## Begin
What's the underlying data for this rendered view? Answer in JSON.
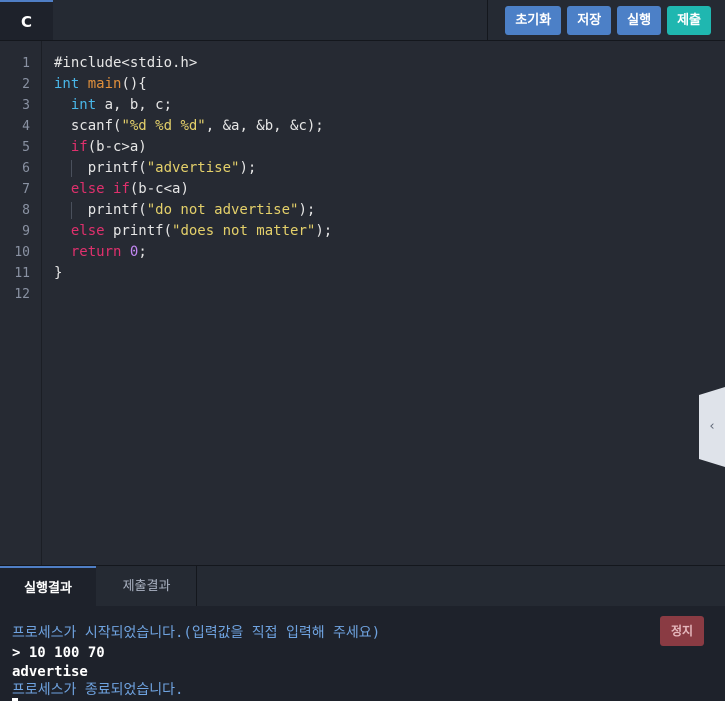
{
  "header": {
    "language_tab": "C",
    "buttons": {
      "reset": "초기화",
      "save": "저장",
      "run": "실행",
      "submit": "제출"
    }
  },
  "editor": {
    "line_numbers": [
      "1",
      "2",
      "3",
      "4",
      "5",
      "6",
      "7",
      "8",
      "9",
      "10",
      "11",
      "12"
    ]
  },
  "toggle": {
    "chevron": "‹"
  },
  "output_tabs": {
    "run_result": "실행결과",
    "submit_result": "제출결과"
  },
  "output": {
    "stop_label": "정지",
    "lines": [
      "프로세스가 시작되었습니다.(입력값을 직접 입력해 주세요)",
      "> 10 100 70",
      "advertise",
      "프로세스가 종료되었습니다."
    ]
  },
  "colors": {
    "accent": "#4c80c7",
    "submit": "#1fb7b0",
    "stop": "#8a3b43"
  },
  "icons": {
    "toggle": "chevron-left-icon"
  }
}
## End
WHAT YOU ARE ASKED TO DO:
Please repeat the entries exactly. Do not include the pictures.

SOLUTION TO THIS EXERCISE:
What's the underlying data for this rendered view? Answer in JSON.
{
  "header": {
    "language_tab": "C",
    "buttons": {
      "reset": "초기화",
      "save": "저장",
      "run": "실행",
      "submit": "제출"
    }
  },
  "editor": {
    "line_numbers": [
      "1",
      "2",
      "3",
      "4",
      "5",
      "6",
      "7",
      "8",
      "9",
      "10",
      "11",
      "12"
    ]
  },
  "toggle": {
    "chevron": "‹"
  },
  "output_tabs": {
    "run_result": "실행결과",
    "submit_result": "제출결과"
  },
  "output": {
    "stop_label": "정지",
    "lines": [
      "프로세스가 시작되었습니다.(입력값을 직접 입력해 주세요)",
      "> 10 100 70",
      "advertise",
      "프로세스가 종료되었습니다."
    ]
  },
  "colors": {
    "accent": "#4c80c7",
    "submit": "#1fb7b0",
    "stop": "#8a3b43"
  },
  "icons": {
    "toggle": "chevron-left-icon"
  }
}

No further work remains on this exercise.